§ Aim
In the listing below, pick out lines with "this".

§ Task data
>> START
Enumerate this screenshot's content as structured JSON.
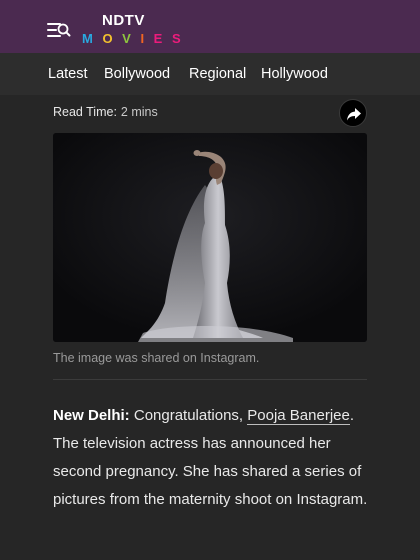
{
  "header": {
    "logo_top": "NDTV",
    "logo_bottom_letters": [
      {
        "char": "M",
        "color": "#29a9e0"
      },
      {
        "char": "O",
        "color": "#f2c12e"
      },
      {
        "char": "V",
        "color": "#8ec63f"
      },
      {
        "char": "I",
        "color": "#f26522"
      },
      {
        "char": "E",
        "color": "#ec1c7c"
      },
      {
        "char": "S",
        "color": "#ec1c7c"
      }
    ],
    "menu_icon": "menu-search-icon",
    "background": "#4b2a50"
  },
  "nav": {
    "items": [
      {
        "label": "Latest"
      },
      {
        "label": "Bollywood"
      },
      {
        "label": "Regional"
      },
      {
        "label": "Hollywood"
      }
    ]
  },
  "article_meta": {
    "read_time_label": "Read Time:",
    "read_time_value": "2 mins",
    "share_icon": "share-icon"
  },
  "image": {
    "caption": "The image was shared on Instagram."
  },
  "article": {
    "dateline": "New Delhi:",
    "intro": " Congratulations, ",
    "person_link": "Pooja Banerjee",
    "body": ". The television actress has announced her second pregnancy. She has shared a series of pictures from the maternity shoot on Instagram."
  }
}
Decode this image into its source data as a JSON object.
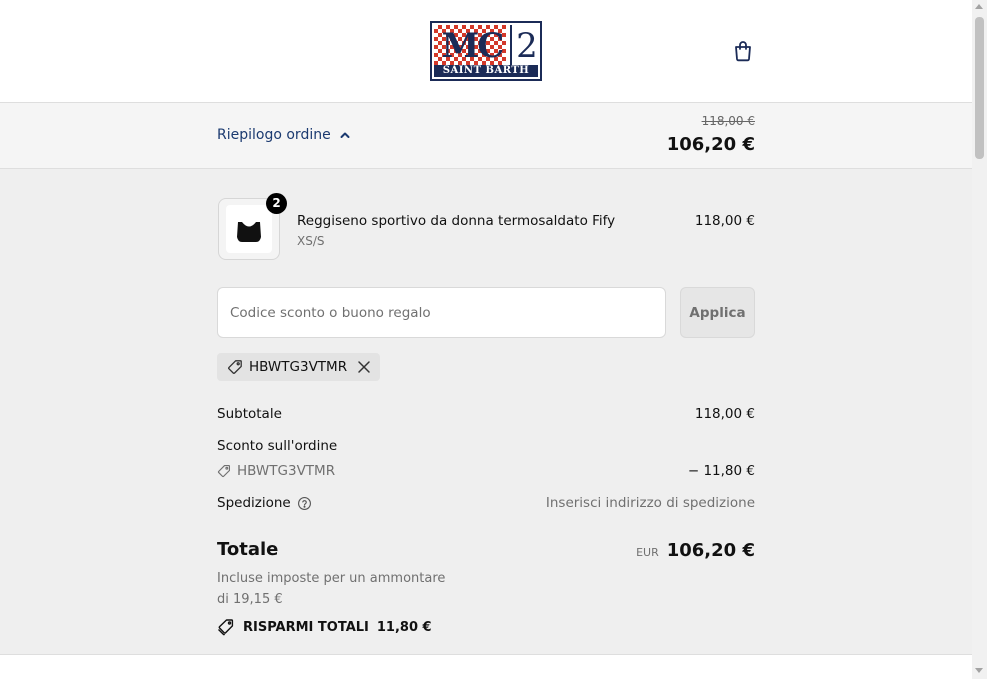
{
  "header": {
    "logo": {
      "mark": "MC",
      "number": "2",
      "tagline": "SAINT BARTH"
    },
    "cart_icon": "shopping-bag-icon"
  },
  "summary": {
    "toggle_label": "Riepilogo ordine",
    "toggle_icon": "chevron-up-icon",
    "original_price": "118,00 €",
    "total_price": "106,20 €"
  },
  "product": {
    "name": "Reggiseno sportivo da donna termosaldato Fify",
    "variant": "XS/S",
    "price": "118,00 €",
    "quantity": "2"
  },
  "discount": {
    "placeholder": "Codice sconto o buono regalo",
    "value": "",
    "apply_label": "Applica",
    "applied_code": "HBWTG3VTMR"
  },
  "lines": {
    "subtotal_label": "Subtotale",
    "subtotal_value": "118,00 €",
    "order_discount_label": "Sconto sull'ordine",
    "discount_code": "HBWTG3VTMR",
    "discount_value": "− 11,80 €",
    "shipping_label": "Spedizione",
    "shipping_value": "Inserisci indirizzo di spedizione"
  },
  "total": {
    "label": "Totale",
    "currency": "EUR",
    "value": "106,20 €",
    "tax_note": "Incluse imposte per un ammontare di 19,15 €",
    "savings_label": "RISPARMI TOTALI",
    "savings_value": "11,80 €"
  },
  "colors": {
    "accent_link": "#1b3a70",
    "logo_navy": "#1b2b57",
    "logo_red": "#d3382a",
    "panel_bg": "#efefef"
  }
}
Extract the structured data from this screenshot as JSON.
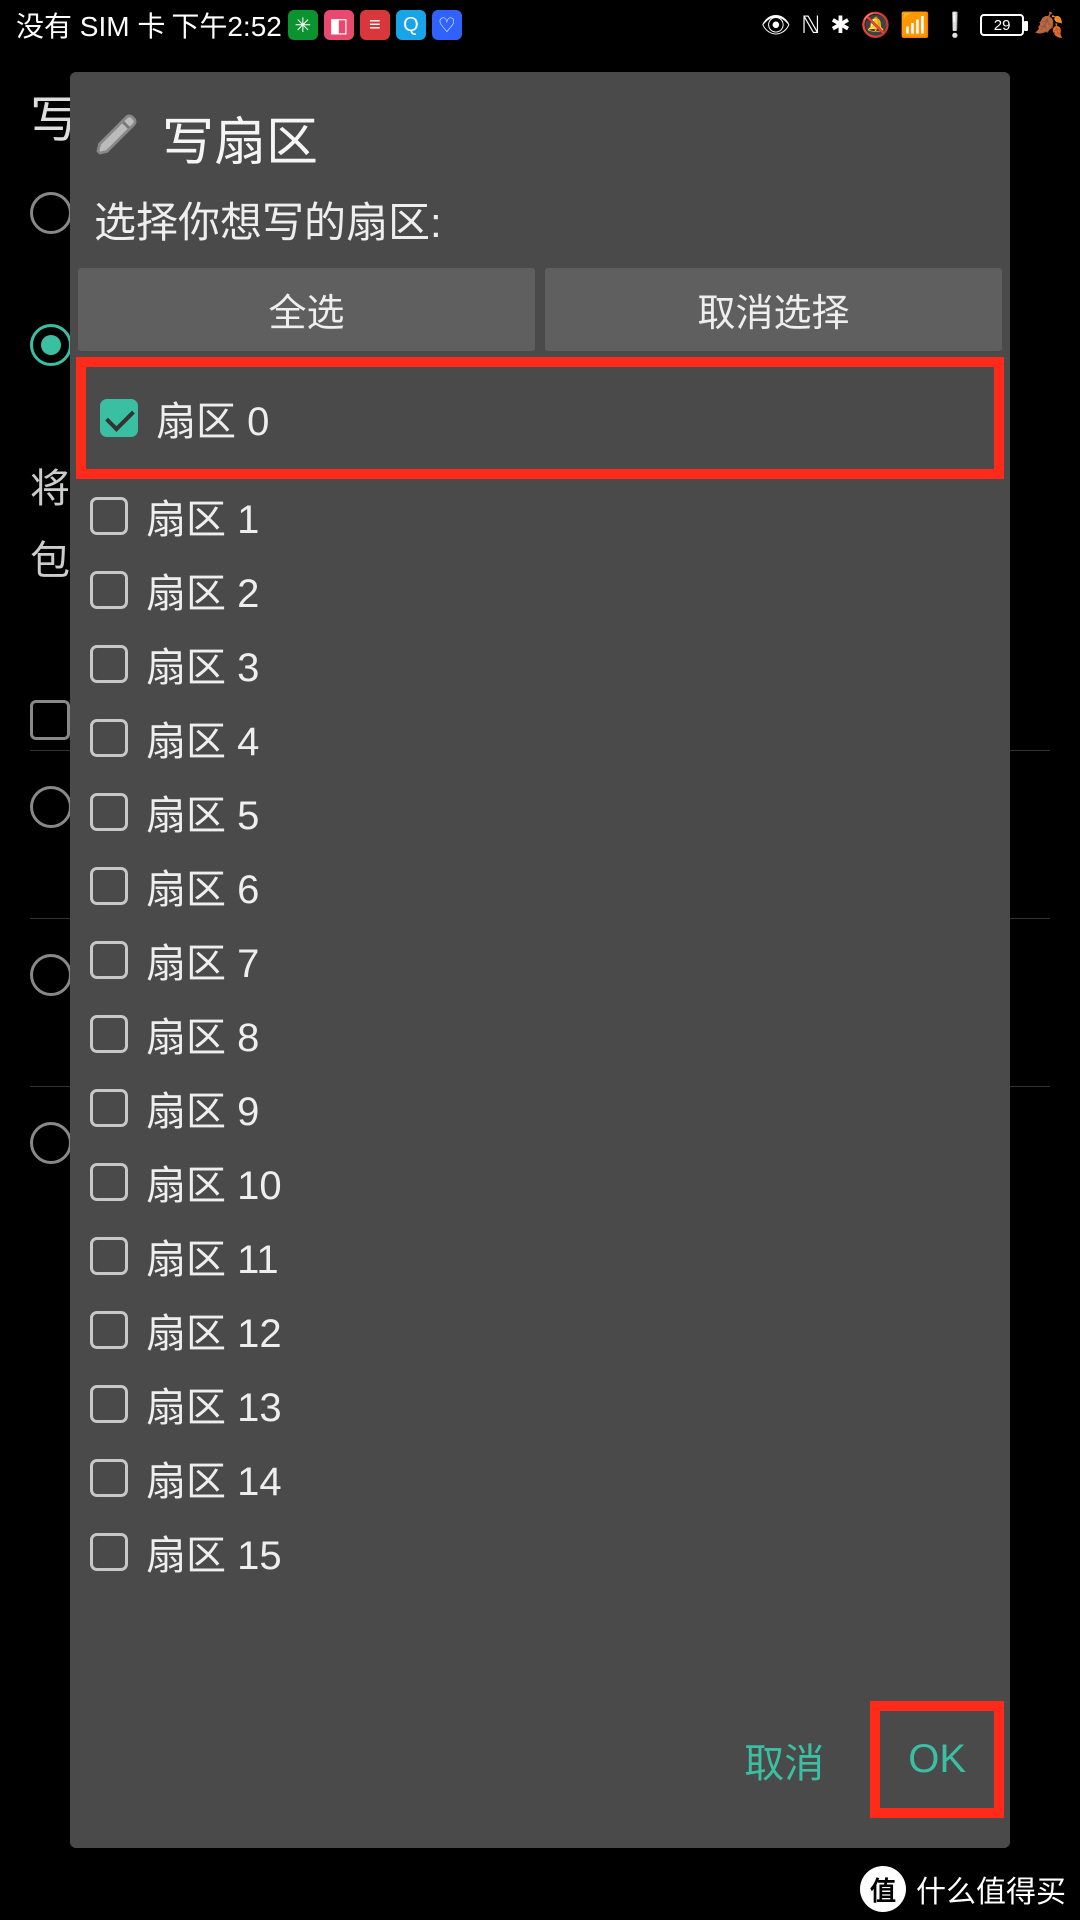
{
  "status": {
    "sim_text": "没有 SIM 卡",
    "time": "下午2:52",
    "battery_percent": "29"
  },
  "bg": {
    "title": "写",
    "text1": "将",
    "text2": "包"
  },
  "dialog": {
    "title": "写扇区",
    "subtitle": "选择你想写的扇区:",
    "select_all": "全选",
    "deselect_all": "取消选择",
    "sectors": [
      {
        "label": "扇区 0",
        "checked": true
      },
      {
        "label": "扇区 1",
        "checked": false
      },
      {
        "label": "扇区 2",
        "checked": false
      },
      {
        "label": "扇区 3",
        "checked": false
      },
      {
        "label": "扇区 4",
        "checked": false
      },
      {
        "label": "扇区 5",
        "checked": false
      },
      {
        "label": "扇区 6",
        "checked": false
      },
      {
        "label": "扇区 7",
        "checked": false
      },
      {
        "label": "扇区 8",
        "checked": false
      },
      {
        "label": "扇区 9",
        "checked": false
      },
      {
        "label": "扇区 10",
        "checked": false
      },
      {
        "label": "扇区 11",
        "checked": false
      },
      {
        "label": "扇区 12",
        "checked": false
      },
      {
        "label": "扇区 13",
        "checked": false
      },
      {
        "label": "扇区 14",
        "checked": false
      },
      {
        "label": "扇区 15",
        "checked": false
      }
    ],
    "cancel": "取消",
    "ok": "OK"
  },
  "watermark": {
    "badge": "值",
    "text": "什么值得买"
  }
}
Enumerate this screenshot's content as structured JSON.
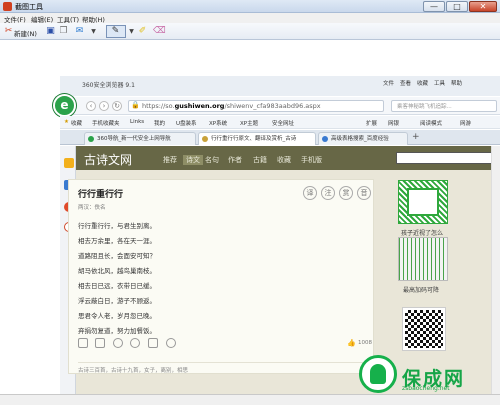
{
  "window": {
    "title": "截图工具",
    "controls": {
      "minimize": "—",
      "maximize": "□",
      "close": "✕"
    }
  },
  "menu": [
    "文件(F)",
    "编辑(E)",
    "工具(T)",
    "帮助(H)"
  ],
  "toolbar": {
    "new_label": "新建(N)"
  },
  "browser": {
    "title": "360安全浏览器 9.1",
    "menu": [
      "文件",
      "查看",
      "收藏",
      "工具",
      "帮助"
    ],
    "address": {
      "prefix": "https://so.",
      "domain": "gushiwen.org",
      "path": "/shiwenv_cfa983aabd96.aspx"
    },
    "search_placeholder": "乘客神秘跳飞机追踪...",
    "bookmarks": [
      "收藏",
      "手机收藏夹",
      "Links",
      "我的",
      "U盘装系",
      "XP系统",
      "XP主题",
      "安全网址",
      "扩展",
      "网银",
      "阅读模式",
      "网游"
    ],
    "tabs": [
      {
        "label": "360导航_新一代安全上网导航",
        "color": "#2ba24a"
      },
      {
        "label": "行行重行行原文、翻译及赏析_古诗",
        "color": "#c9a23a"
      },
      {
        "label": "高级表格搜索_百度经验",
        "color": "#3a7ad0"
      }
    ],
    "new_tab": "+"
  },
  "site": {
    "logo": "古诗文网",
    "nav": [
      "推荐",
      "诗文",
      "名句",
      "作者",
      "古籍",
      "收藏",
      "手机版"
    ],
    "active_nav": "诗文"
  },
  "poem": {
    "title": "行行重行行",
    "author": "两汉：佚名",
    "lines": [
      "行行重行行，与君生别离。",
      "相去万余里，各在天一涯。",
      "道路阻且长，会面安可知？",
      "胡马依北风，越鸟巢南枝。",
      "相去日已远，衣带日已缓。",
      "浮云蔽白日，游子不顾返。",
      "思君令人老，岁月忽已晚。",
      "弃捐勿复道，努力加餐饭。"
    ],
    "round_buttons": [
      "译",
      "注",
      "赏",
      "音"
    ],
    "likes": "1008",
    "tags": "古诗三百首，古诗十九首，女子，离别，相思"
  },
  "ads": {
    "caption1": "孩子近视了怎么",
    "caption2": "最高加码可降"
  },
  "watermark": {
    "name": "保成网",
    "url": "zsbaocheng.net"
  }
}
>> END
§ Solved problem
Enumerate this screenshot's content as structured JSON.
Decode this image into its source data as a JSON object.
Extract the structured data from this screenshot as JSON.
Enumerate this screenshot's content as structured JSON.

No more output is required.